TASK STATEMENT: Review the material line by line. Identify and copy every line that contains the string "ylabel".

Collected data
# # # # # # #
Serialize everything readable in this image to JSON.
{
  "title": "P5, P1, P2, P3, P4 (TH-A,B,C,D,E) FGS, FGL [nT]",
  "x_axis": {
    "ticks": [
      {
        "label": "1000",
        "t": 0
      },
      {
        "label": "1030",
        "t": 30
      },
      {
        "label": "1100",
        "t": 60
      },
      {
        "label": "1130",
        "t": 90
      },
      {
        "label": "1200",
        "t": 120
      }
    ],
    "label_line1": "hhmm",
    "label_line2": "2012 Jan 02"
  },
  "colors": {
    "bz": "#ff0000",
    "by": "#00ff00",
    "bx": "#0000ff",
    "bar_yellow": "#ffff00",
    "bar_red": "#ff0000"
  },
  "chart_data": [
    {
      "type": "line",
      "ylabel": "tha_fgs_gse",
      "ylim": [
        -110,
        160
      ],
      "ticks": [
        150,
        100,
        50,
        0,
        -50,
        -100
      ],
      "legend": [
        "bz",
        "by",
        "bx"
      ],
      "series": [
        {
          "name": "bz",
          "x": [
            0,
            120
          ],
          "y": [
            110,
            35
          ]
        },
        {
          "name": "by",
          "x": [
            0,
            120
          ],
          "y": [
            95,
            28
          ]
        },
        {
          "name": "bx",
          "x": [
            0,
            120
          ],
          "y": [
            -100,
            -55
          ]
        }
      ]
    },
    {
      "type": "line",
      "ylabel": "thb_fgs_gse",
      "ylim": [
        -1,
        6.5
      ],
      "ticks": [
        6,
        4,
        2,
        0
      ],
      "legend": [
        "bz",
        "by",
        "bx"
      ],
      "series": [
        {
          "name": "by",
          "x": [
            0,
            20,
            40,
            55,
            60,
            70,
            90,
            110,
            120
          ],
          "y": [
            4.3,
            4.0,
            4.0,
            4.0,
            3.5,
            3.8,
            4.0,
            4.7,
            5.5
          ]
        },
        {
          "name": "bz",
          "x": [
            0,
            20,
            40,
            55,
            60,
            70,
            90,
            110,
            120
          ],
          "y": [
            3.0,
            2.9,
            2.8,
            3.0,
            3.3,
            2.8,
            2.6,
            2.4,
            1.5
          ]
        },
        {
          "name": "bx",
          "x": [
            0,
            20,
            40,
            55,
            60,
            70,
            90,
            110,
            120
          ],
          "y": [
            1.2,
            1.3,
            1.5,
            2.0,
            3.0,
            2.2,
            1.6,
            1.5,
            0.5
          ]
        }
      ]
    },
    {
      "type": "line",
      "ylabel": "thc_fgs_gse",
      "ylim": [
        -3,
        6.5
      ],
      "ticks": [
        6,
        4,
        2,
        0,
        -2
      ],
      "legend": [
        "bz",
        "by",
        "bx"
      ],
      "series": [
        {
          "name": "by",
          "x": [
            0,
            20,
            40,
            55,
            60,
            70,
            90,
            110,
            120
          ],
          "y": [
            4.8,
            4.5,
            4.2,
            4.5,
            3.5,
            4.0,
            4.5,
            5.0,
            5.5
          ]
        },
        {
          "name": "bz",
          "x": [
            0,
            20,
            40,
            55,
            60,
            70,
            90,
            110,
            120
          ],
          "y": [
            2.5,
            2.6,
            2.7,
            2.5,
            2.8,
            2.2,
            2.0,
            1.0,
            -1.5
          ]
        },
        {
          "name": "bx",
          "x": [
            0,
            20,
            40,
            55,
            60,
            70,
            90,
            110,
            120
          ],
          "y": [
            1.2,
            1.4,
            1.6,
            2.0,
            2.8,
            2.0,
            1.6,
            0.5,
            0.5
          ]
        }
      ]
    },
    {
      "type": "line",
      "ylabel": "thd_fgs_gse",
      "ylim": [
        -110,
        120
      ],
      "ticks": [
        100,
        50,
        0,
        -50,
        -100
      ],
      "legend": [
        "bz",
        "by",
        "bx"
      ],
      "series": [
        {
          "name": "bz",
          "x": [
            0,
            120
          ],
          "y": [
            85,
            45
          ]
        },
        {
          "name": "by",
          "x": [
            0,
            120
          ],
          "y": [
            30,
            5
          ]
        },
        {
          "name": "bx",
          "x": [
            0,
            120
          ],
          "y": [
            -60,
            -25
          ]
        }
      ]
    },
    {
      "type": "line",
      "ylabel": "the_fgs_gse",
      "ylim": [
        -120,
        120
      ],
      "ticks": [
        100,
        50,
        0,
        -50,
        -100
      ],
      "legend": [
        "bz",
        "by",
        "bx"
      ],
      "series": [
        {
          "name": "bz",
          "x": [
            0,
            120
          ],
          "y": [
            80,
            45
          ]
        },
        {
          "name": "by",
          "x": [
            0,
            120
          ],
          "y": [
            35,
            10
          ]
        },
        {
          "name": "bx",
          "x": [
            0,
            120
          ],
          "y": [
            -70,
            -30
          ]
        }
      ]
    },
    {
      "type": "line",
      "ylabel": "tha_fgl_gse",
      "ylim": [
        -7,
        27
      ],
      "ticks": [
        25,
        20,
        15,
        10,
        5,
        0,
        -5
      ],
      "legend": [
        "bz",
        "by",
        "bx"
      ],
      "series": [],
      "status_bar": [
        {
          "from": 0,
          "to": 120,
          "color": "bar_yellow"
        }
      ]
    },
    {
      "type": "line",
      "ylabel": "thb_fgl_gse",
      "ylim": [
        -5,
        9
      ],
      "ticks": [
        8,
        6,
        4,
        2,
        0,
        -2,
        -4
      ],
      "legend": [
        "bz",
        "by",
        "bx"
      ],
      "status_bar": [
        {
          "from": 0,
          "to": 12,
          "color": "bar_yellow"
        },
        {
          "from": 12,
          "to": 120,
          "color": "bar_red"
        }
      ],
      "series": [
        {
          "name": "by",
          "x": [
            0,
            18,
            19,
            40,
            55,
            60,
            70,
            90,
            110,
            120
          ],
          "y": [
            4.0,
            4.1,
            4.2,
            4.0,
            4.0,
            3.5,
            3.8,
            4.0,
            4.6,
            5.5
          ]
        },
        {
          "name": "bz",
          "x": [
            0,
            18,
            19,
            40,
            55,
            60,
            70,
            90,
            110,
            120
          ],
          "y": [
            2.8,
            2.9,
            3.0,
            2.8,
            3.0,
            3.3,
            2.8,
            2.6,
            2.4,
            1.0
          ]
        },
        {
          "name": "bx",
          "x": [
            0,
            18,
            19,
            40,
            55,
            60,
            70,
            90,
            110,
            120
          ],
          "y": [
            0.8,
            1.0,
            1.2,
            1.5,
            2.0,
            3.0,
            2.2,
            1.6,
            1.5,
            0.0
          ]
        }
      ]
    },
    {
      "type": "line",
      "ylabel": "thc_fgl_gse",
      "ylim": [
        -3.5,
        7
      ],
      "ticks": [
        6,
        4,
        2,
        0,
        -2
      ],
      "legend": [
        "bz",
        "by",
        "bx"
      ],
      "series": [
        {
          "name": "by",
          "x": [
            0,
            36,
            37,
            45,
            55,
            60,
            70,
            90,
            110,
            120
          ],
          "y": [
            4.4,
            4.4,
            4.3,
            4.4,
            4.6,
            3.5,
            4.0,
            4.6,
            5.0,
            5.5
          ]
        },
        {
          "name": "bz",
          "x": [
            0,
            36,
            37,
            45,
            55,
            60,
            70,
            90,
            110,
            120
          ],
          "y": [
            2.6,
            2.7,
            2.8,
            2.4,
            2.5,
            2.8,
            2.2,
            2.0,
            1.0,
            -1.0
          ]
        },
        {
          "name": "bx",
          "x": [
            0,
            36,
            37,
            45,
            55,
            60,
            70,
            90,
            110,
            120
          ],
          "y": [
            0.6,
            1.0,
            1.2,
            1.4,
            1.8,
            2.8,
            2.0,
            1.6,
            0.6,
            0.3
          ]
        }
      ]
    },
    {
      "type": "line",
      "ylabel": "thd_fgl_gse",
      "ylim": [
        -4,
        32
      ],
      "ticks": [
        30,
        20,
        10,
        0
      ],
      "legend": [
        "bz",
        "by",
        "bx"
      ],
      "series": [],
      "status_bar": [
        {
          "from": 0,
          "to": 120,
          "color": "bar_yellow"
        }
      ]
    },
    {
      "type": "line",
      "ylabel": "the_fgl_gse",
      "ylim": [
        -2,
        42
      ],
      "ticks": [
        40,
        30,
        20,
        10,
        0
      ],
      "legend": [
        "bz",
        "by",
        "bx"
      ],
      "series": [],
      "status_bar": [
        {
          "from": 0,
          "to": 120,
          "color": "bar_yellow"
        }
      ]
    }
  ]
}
# # # # # # #
RESULT OF THIS TASK:
      "ylabel": "tha_fgs_gse",
      "ylabel": "thb_fgs_gse",
      "ylabel": "thc_fgs_gse",
      "ylabel": "thd_fgs_gse",
      "ylabel": "the_fgs_gse",
      "ylabel": "tha_fgl_gse",
      "ylabel": "thb_fgl_gse",
      "ylabel": "thc_fgl_gse",
      "ylabel": "thd_fgl_gse",
      "ylabel": "the_fgl_gse",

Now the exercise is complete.